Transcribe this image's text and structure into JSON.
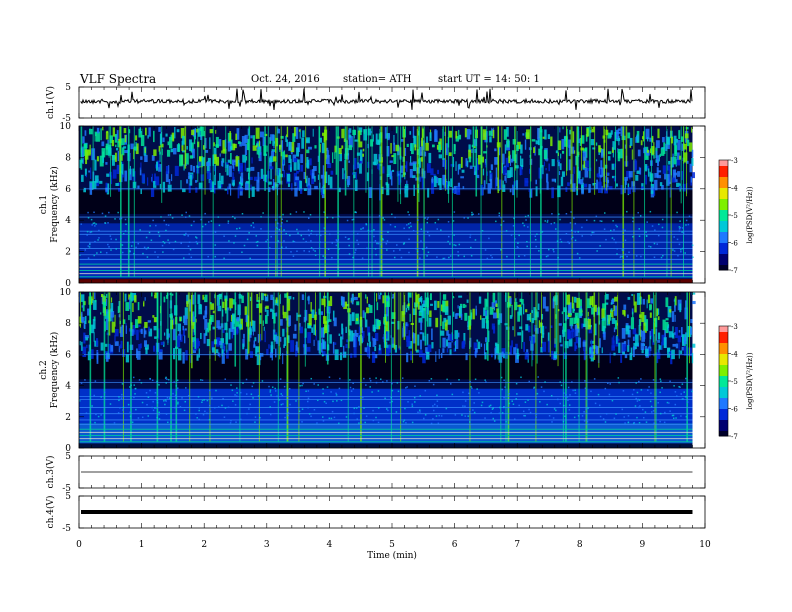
{
  "header": {
    "title": "VLF  Spectra",
    "date": "Oct. 24, 2016",
    "station": "station= ATH",
    "start": "start  UT  =    14: 50: 1"
  },
  "chart_data": [
    {
      "type": "line",
      "title": "",
      "ylabel": "ch.1(V)",
      "ylim": [
        -5,
        5
      ],
      "yticks": [
        "5",
        "-5"
      ],
      "description_of_values": "baseline near +0.4 V with small noise and sporadic spikes",
      "baseline": 0.4
    },
    {
      "type": "heatmap",
      "ylabel_channel": "ch.1",
      "ylabel": "Frequency  (kHz)",
      "ylim": [
        0,
        10
      ],
      "yticks": [
        "0",
        "2",
        "4",
        "6",
        "8",
        "10"
      ],
      "colorbar": {
        "label": "log(PSD(V^2/Hz))",
        "range": [
          -7,
          -3
        ],
        "ticks": [
          "-3",
          "-4",
          "-5",
          "-6",
          "-7"
        ]
      }
    },
    {
      "type": "heatmap",
      "ylabel_channel": "ch.2",
      "ylabel": "Frequency  (kHz)",
      "ylim": [
        0,
        10
      ],
      "yticks": [
        "0",
        "2",
        "4",
        "6",
        "8",
        "10"
      ],
      "colorbar": {
        "label": "log(PSD(V^2/Hz))",
        "range": [
          -7,
          -3
        ],
        "ticks": [
          "-3",
          "-4",
          "-5",
          "-6",
          "-7"
        ]
      }
    },
    {
      "type": "line",
      "ylabel": "ch.3(V)",
      "ylim": [
        -5,
        5
      ],
      "yticks": [
        "5",
        "-5"
      ],
      "baseline": 0.0
    },
    {
      "type": "line",
      "ylabel": "ch.4(V)",
      "ylim": [
        -5,
        5
      ],
      "yticks": [
        "5",
        "-5"
      ],
      "baseline": 0.0
    }
  ],
  "xaxis": {
    "label": "Time  (min)",
    "range": [
      0,
      10
    ],
    "ticks": [
      "0",
      "1",
      "2",
      "3",
      "4",
      "5",
      "6",
      "7",
      "8",
      "9",
      "10"
    ],
    "data_end_min": 9.8
  },
  "colorbar_title": "log(PSD(V²/Hz))"
}
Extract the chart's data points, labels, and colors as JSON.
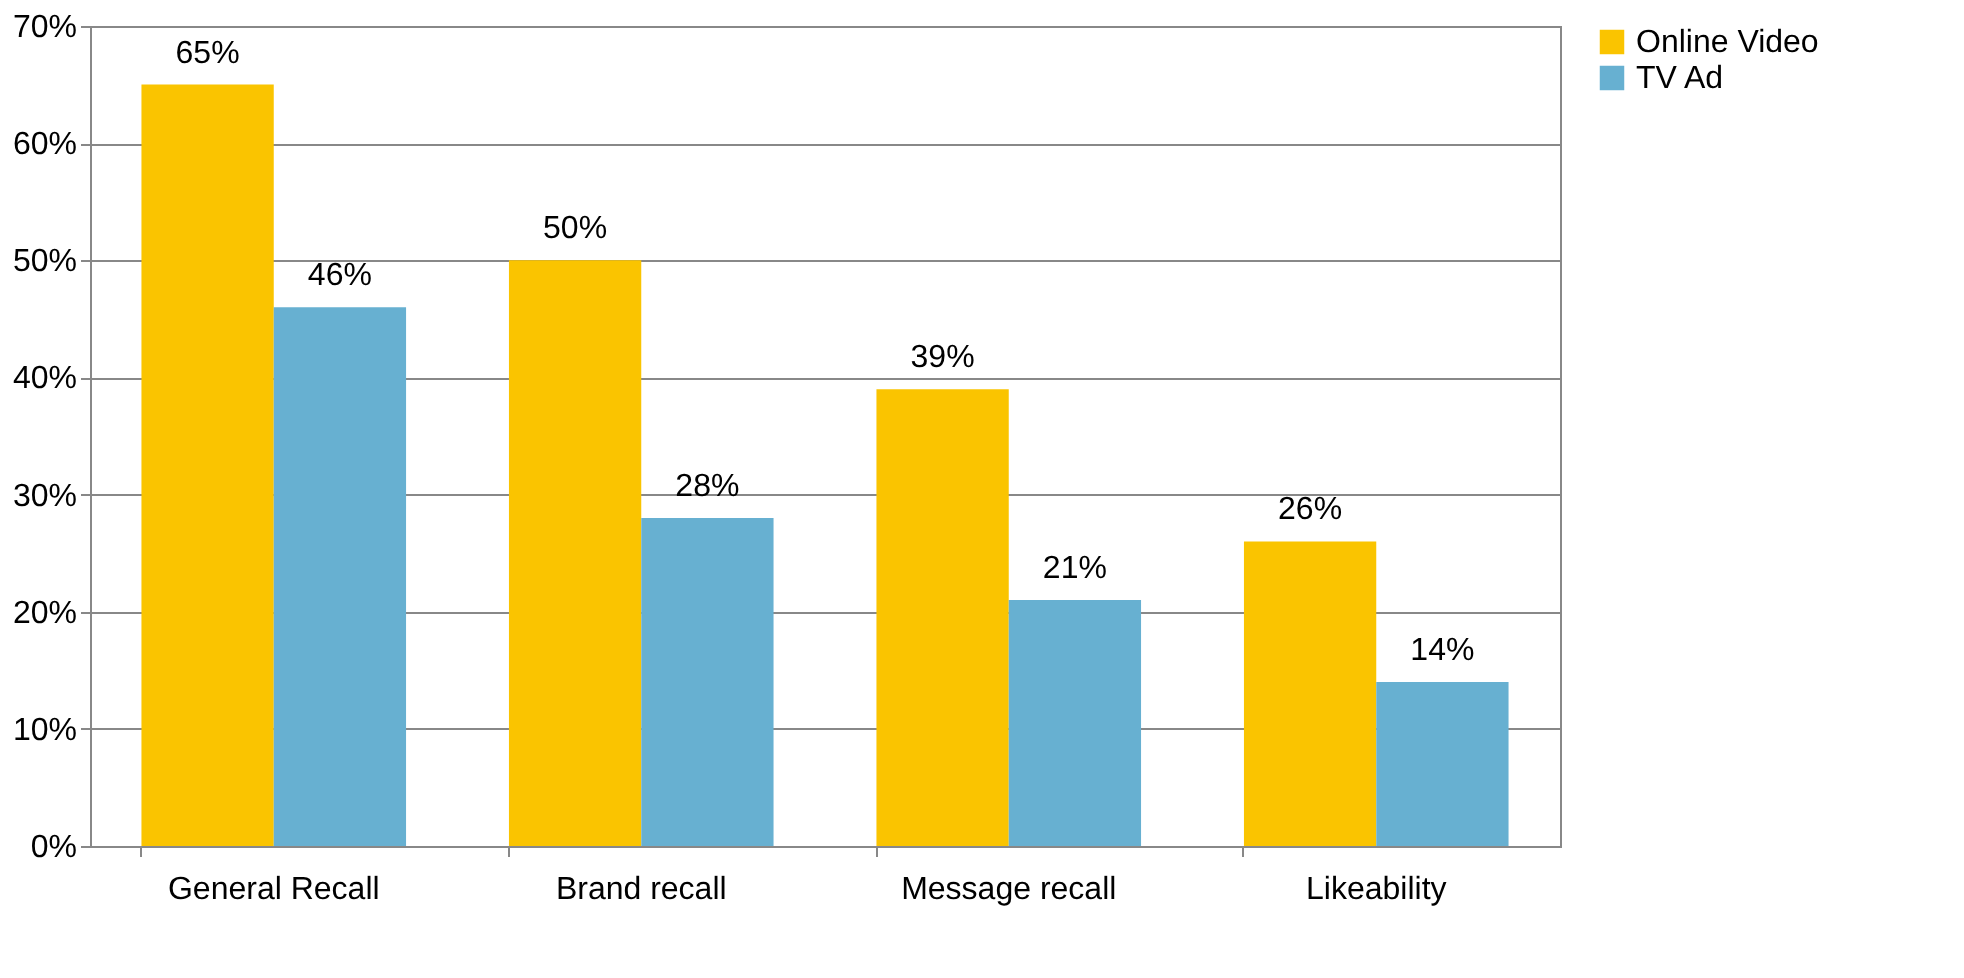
{
  "chart_data": {
    "type": "bar",
    "categories": [
      "General Recall",
      "Brand recall",
      "Message recall",
      "Likeability"
    ],
    "series": [
      {
        "name": "Online Video",
        "color": "#fac400",
        "values": [
          65,
          50,
          39,
          26
        ],
        "value_labels": [
          "65%",
          "50%",
          "39%",
          "26%"
        ]
      },
      {
        "name": "TV Ad",
        "color": "#67b0d1",
        "values": [
          46,
          28,
          21,
          14
        ],
        "value_labels": [
          "46%",
          "28%",
          "21%",
          "14%"
        ]
      }
    ],
    "ylim": [
      0,
      70
    ],
    "yticks": [
      {
        "value": 0,
        "label": "0%"
      },
      {
        "value": 10,
        "label": "10%"
      },
      {
        "value": 20,
        "label": "20%"
      },
      {
        "value": 30,
        "label": "30%"
      },
      {
        "value": 40,
        "label": "40%"
      },
      {
        "value": 50,
        "label": "50%"
      },
      {
        "value": 60,
        "label": "60%"
      },
      {
        "value": 70,
        "label": "70%"
      }
    ],
    "grid": "y",
    "legend": "right"
  }
}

• _WRITTEN REQUEST_: Transcribe every entry word for word, but skip the pictures.

• _RESPONSE_:
Transcribe this image's text and structure into JSON.
{
  "header": {
    "title": "VLF  Spectra",
    "date": "Oct. 24, 2016",
    "station": "station= ATH",
    "start": "start  UT  =    14: 50: 1"
  },
  "chart_data": [
    {
      "type": "line",
      "title": "",
      "ylabel": "ch.1(V)",
      "ylim": [
        -5,
        5
      ],
      "yticks": [
        "5",
        "-5"
      ],
      "description_of_values": "baseline near +0.4 V with small noise and sporadic spikes",
      "baseline": 0.4
    },
    {
      "type": "heatmap",
      "ylabel_channel": "ch.1",
      "ylabel": "Frequency  (kHz)",
      "ylim": [
        0,
        10
      ],
      "yticks": [
        "0",
        "2",
        "4",
        "6",
        "8",
        "10"
      ],
      "colorbar": {
        "label": "log(PSD(V^2/Hz))",
        "range": [
          -7,
          -3
        ],
        "ticks": [
          "-3",
          "-4",
          "-5",
          "-6",
          "-7"
        ]
      }
    },
    {
      "type": "heatmap",
      "ylabel_channel": "ch.2",
      "ylabel": "Frequency  (kHz)",
      "ylim": [
        0,
        10
      ],
      "yticks": [
        "0",
        "2",
        "4",
        "6",
        "8",
        "10"
      ],
      "colorbar": {
        "label": "log(PSD(V^2/Hz))",
        "range": [
          -7,
          -3
        ],
        "ticks": [
          "-3",
          "-4",
          "-5",
          "-6",
          "-7"
        ]
      }
    },
    {
      "type": "line",
      "ylabel": "ch.3(V)",
      "ylim": [
        -5,
        5
      ],
      "yticks": [
        "5",
        "-5"
      ],
      "baseline": 0.0
    },
    {
      "type": "line",
      "ylabel": "ch.4(V)",
      "ylim": [
        -5,
        5
      ],
      "yticks": [
        "5",
        "-5"
      ],
      "baseline": 0.0
    }
  ],
  "xaxis": {
    "label": "Time  (min)",
    "range": [
      0,
      10
    ],
    "ticks": [
      "0",
      "1",
      "2",
      "3",
      "4",
      "5",
      "6",
      "7",
      "8",
      "9",
      "10"
    ],
    "data_end_min": 9.8
  },
  "colorbar_title": "log(PSD(V²/Hz))"
}
Extract the chart's data points, labels, and colors as JSON.
{
  "chart_data": {
    "type": "bar",
    "categories": [
      "General Recall",
      "Brand recall",
      "Message recall",
      "Likeability"
    ],
    "series": [
      {
        "name": "Online Video",
        "color": "#fac400",
        "values": [
          65,
          50,
          39,
          26
        ],
        "value_labels": [
          "65%",
          "50%",
          "39%",
          "26%"
        ]
      },
      {
        "name": "TV Ad",
        "color": "#67b0d1",
        "values": [
          46,
          28,
          21,
          14
        ],
        "value_labels": [
          "46%",
          "28%",
          "21%",
          "14%"
        ]
      }
    ],
    "ylim": [
      0,
      70
    ],
    "yticks": [
      {
        "value": 0,
        "label": "0%"
      },
      {
        "value": 10,
        "label": "10%"
      },
      {
        "value": 20,
        "label": "20%"
      },
      {
        "value": 30,
        "label": "30%"
      },
      {
        "value": 40,
        "label": "40%"
      },
      {
        "value": 50,
        "label": "50%"
      },
      {
        "value": 60,
        "label": "60%"
      },
      {
        "value": 70,
        "label": "70%"
      }
    ],
    "grid": "y",
    "legend": "right"
  }
}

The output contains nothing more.